• WHAT IS ASKED:
Extract every line of the material that holds the string "JSON".

Start of RAW RECORDS

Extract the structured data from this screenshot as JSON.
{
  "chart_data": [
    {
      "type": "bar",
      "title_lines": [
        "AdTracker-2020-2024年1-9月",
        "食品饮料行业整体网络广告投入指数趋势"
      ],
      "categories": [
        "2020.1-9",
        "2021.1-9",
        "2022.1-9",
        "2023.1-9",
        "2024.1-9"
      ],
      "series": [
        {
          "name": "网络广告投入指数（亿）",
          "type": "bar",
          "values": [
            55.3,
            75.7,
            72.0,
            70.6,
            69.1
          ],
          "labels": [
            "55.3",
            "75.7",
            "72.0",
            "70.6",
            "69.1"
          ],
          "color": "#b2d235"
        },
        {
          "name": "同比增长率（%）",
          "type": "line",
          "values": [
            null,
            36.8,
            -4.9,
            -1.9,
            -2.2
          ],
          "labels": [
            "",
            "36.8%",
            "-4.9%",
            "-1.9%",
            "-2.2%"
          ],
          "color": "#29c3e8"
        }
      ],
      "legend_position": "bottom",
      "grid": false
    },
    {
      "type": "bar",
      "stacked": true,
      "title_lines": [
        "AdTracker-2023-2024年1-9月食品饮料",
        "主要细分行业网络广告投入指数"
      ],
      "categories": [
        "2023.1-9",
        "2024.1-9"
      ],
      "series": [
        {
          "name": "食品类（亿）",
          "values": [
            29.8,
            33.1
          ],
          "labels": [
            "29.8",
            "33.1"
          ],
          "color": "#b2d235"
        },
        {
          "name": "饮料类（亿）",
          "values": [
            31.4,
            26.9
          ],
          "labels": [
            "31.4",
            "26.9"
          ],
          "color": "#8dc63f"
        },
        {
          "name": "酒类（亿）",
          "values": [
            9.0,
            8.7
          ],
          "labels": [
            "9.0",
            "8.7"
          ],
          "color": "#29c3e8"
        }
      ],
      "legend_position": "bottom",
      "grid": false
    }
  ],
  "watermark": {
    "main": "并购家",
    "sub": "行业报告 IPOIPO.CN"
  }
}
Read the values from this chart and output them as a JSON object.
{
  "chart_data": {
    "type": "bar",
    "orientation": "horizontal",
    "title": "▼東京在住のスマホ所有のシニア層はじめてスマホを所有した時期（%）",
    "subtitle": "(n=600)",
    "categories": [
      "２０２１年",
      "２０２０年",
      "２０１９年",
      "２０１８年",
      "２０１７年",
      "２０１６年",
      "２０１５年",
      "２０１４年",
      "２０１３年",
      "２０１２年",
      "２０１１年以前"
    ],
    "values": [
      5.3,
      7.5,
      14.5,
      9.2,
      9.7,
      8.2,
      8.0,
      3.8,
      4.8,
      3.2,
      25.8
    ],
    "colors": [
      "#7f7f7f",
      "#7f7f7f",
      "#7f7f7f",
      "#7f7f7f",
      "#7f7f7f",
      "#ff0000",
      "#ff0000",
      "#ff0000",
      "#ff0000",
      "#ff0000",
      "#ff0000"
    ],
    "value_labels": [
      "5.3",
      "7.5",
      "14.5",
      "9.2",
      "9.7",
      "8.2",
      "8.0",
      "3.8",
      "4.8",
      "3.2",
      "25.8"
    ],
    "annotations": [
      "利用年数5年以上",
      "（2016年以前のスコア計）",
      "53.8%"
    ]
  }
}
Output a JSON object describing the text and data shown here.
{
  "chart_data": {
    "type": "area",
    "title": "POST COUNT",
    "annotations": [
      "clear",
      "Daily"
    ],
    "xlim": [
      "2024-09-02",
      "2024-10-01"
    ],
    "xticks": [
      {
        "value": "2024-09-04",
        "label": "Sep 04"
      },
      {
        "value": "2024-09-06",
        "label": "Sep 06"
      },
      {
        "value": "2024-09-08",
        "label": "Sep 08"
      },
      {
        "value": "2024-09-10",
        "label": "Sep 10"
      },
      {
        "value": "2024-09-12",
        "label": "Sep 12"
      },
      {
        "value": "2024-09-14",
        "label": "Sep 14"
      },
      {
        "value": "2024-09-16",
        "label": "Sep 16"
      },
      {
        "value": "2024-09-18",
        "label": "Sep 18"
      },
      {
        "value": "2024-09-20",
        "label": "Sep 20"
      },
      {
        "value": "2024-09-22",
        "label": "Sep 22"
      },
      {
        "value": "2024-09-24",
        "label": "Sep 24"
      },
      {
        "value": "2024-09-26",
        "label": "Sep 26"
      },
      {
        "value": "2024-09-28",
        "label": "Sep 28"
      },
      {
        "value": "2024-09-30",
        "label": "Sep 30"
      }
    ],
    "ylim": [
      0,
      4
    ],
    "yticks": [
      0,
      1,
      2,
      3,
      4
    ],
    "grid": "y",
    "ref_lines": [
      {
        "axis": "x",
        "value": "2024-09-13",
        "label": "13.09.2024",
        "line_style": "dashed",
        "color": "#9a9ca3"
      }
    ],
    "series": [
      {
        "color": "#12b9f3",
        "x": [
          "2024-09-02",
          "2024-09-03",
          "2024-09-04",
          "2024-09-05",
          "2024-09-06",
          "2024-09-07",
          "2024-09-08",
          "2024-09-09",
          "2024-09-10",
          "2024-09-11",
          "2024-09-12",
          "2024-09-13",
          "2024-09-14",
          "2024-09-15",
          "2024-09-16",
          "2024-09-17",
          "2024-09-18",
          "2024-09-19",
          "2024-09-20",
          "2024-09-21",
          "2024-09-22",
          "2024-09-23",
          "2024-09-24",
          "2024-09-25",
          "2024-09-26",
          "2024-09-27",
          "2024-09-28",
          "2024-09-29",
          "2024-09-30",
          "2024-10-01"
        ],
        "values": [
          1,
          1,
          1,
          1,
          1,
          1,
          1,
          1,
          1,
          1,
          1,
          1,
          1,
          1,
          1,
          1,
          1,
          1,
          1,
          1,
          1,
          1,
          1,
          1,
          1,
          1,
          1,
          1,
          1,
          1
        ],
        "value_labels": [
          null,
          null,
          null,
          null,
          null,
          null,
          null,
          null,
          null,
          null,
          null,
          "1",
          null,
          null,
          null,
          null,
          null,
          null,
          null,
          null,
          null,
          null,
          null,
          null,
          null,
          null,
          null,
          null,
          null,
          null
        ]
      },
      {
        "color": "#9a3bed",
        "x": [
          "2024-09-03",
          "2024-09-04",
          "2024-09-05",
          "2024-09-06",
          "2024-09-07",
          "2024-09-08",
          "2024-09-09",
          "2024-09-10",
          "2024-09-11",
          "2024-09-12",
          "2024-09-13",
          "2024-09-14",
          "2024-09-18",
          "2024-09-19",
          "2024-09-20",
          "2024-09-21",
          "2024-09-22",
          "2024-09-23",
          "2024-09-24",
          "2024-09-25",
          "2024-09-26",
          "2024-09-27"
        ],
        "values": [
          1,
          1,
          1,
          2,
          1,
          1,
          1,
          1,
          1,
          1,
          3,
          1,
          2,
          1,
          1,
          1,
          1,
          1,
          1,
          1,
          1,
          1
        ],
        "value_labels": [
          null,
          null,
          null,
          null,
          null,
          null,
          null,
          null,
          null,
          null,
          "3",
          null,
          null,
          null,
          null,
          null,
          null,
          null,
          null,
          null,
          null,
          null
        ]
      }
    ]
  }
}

End of RAW RECORDS

• TASK ANSWER:
Extract the structured data from this screenshot as JSON.
Read the values from this chart and output them as a JSON object.
Output a JSON object describing the text and data shown here.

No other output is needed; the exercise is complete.